**Aim of the exercise:**
Reproduce the listing below in its entirety. Change nothing.

────────

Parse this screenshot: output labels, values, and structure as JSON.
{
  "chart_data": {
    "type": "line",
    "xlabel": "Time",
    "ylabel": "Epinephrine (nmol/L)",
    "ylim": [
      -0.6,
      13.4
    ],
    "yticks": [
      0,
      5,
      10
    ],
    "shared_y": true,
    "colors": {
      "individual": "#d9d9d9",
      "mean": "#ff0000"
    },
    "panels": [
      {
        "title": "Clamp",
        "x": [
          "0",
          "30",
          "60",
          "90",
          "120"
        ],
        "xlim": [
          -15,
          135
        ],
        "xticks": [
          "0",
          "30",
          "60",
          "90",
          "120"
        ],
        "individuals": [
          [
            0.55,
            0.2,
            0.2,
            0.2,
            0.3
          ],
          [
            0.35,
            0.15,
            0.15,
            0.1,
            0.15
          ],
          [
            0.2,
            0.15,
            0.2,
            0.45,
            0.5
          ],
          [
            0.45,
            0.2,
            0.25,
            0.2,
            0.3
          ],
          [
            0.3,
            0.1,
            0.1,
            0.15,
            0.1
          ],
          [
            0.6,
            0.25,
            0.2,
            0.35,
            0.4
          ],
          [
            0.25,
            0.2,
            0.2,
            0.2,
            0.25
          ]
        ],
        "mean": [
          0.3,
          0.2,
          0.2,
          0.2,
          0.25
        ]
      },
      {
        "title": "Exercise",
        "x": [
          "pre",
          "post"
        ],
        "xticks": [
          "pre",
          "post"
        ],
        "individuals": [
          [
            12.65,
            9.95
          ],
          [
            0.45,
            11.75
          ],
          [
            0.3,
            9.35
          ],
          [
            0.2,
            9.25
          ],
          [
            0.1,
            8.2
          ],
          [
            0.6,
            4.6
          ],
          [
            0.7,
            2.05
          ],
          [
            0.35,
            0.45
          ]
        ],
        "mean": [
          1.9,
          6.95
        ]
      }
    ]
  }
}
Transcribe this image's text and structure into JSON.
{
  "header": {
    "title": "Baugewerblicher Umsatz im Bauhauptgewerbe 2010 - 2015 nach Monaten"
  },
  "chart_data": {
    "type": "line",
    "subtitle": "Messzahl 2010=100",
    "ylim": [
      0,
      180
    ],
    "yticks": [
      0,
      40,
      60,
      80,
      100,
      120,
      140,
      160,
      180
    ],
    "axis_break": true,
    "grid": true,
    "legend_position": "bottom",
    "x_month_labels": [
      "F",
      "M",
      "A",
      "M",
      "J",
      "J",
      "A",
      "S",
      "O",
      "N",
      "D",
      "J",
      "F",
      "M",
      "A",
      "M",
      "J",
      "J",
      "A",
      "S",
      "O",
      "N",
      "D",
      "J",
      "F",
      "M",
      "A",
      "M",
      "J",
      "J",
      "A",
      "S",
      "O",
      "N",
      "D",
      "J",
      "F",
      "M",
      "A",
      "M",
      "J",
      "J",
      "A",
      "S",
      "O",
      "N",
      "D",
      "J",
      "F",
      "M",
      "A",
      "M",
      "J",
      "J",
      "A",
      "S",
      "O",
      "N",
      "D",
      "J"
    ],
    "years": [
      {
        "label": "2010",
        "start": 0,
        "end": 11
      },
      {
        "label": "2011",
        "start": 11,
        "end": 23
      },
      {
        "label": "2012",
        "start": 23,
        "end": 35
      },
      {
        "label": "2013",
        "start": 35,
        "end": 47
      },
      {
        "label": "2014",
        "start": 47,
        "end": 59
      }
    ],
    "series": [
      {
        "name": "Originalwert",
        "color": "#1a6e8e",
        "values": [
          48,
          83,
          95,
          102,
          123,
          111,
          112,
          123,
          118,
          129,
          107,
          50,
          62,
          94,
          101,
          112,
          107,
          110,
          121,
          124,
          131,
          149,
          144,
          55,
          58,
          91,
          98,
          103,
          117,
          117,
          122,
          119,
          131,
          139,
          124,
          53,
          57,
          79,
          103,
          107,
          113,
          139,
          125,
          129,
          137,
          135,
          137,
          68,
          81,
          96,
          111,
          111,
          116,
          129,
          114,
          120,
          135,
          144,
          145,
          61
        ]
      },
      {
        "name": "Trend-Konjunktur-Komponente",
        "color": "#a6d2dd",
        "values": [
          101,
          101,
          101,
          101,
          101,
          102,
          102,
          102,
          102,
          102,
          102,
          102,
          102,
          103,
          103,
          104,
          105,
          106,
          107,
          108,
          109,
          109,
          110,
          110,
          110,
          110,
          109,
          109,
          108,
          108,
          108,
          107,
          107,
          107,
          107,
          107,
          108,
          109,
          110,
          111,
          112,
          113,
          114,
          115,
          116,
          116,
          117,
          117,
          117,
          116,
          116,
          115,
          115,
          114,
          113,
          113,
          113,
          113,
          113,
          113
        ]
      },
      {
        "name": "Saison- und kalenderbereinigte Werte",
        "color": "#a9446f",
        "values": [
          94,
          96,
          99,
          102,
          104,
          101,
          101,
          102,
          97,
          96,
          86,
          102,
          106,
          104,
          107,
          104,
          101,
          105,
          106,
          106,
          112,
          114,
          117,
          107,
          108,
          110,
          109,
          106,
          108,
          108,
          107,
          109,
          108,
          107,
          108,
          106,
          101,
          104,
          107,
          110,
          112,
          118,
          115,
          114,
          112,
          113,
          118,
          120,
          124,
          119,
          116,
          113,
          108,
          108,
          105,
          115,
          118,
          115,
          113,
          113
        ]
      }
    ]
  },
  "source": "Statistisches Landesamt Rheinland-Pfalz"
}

────────

**Response to the task:**
Parse this screenshot: output labels, values, and structure as JSON.
{
  "chart_data": {
    "type": "line",
    "xlabel": "Time",
    "ylabel": "Epinephrine (nmol/L)",
    "ylim": [
      -0.6,
      13.4
    ],
    "yticks": [
      0,
      5,
      10
    ],
    "shared_y": true,
    "colors": {
      "individual": "#d9d9d9",
      "mean": "#ff0000"
    },
    "panels": [
      {
        "title": "Clamp",
        "x": [
          "0",
          "30",
          "60",
          "90",
          "120"
        ],
        "xlim": [
          -15,
          135
        ],
        "xticks": [
          "0",
          "30",
          "60",
          "90",
          "120"
        ],
        "individuals": [
          [
            0.55,
            0.2,
            0.2,
            0.2,
            0.3
          ],
          [
            0.35,
            0.15,
            0.15,
            0.1,
            0.15
          ],
          [
            0.2,
            0.15,
            0.2,
            0.45,
            0.5
          ],
          [
            0.45,
            0.2,
            0.25,
            0.2,
            0.3
          ],
          [
            0.3,
            0.1,
            0.1,
            0.15,
            0.1
          ],
          [
            0.6,
            0.25,
            0.2,
            0.35,
            0.4
          ],
          [
            0.25,
            0.2,
            0.2,
            0.2,
            0.25
          ]
        ],
        "mean": [
          0.3,
          0.2,
          0.2,
          0.2,
          0.25
        ]
      },
      {
        "title": "Exercise",
        "x": [
          "pre",
          "post"
        ],
        "xticks": [
          "pre",
          "post"
        ],
        "individuals": [
          [
            12.65,
            9.95
          ],
          [
            0.45,
            11.75
          ],
          [
            0.3,
            9.35
          ],
          [
            0.2,
            9.25
          ],
          [
            0.1,
            8.2
          ],
          [
            0.6,
            4.6
          ],
          [
            0.7,
            2.05
          ],
          [
            0.35,
            0.45
          ]
        ],
        "mean": [
          1.9,
          6.95
        ]
      }
    ]
  }
}
Transcribe this image's text and structure into JSON.
{
  "header": {
    "title": "Baugewerblicher Umsatz im Bauhauptgewerbe 2010 - 2015 nach Monaten"
  },
  "chart_data": {
    "type": "line",
    "subtitle": "Messzahl 2010=100",
    "ylim": [
      0,
      180
    ],
    "yticks": [
      0,
      40,
      60,
      80,
      100,
      120,
      140,
      160,
      180
    ],
    "axis_break": true,
    "grid": true,
    "legend_position": "bottom",
    "x_month_labels": [
      "F",
      "M",
      "A",
      "M",
      "J",
      "J",
      "A",
      "S",
      "O",
      "N",
      "D",
      "J",
      "F",
      "M",
      "A",
      "M",
      "J",
      "J",
      "A",
      "S",
      "O",
      "N",
      "D",
      "J",
      "F",
      "M",
      "A",
      "M",
      "J",
      "J",
      "A",
      "S",
      "O",
      "N",
      "D",
      "J",
      "F",
      "M",
      "A",
      "M",
      "J",
      "J",
      "A",
      "S",
      "O",
      "N",
      "D",
      "J",
      "F",
      "M",
      "A",
      "M",
      "J",
      "J",
      "A",
      "S",
      "O",
      "N",
      "D",
      "J"
    ],
    "years": [
      {
        "label": "2010",
        "start": 0,
        "end": 11
      },
      {
        "label": "2011",
        "start": 11,
        "end": 23
      },
      {
        "label": "2012",
        "start": 23,
        "end": 35
      },
      {
        "label": "2013",
        "start": 35,
        "end": 47
      },
      {
        "label": "2014",
        "start": 47,
        "end": 59
      }
    ],
    "series": [
      {
        "name": "Originalwert",
        "color": "#1a6e8e",
        "values": [
          48,
          83,
          95,
          102,
          123,
          111,
          112,
          123,
          118,
          129,
          107,
          50,
          62,
          94,
          101,
          112,
          107,
          110,
          121,
          124,
          131,
          149,
          144,
          55,
          58,
          91,
          98,
          103,
          117,
          117,
          122,
          119,
          131,
          139,
          124,
          53,
          57,
          79,
          103,
          107,
          113,
          139,
          125,
          129,
          137,
          135,
          137,
          68,
          81,
          96,
          111,
          111,
          116,
          129,
          114,
          120,
          135,
          144,
          145,
          61
        ]
      },
      {
        "name": "Trend-Konjunktur-Komponente",
        "color": "#a6d2dd",
        "values": [
          101,
          101,
          101,
          101,
          101,
          102,
          102,
          102,
          102,
          102,
          102,
          102,
          102,
          103,
          103,
          104,
          105,
          106,
          107,
          108,
          109,
          109,
          110,
          110,
          110,
          110,
          109,
          109,
          108,
          108,
          108,
          107,
          107,
          107,
          107,
          107,
          108,
          109,
          110,
          111,
          112,
          113,
          114,
          115,
          116,
          116,
          117,
          117,
          117,
          116,
          116,
          115,
          115,
          114,
          113,
          113,
          113,
          113,
          113,
          113
        ]
      },
      {
        "name": "Saison- und kalenderbereinigte Werte",
        "color": "#a9446f",
        "values": [
          94,
          96,
          99,
          102,
          104,
          101,
          101,
          102,
          97,
          96,
          86,
          102,
          106,
          104,
          107,
          104,
          101,
          105,
          106,
          106,
          112,
          114,
          117,
          107,
          108,
          110,
          109,
          106,
          108,
          108,
          107,
          109,
          108,
          107,
          108,
          106,
          101,
          104,
          107,
          110,
          112,
          118,
          115,
          114,
          112,
          113,
          118,
          120,
          124,
          119,
          116,
          113,
          108,
          108,
          105,
          115,
          118,
          115,
          113,
          113
        ]
      }
    ]
  },
  "source": "Statistisches Landesamt Rheinland-Pfalz"
}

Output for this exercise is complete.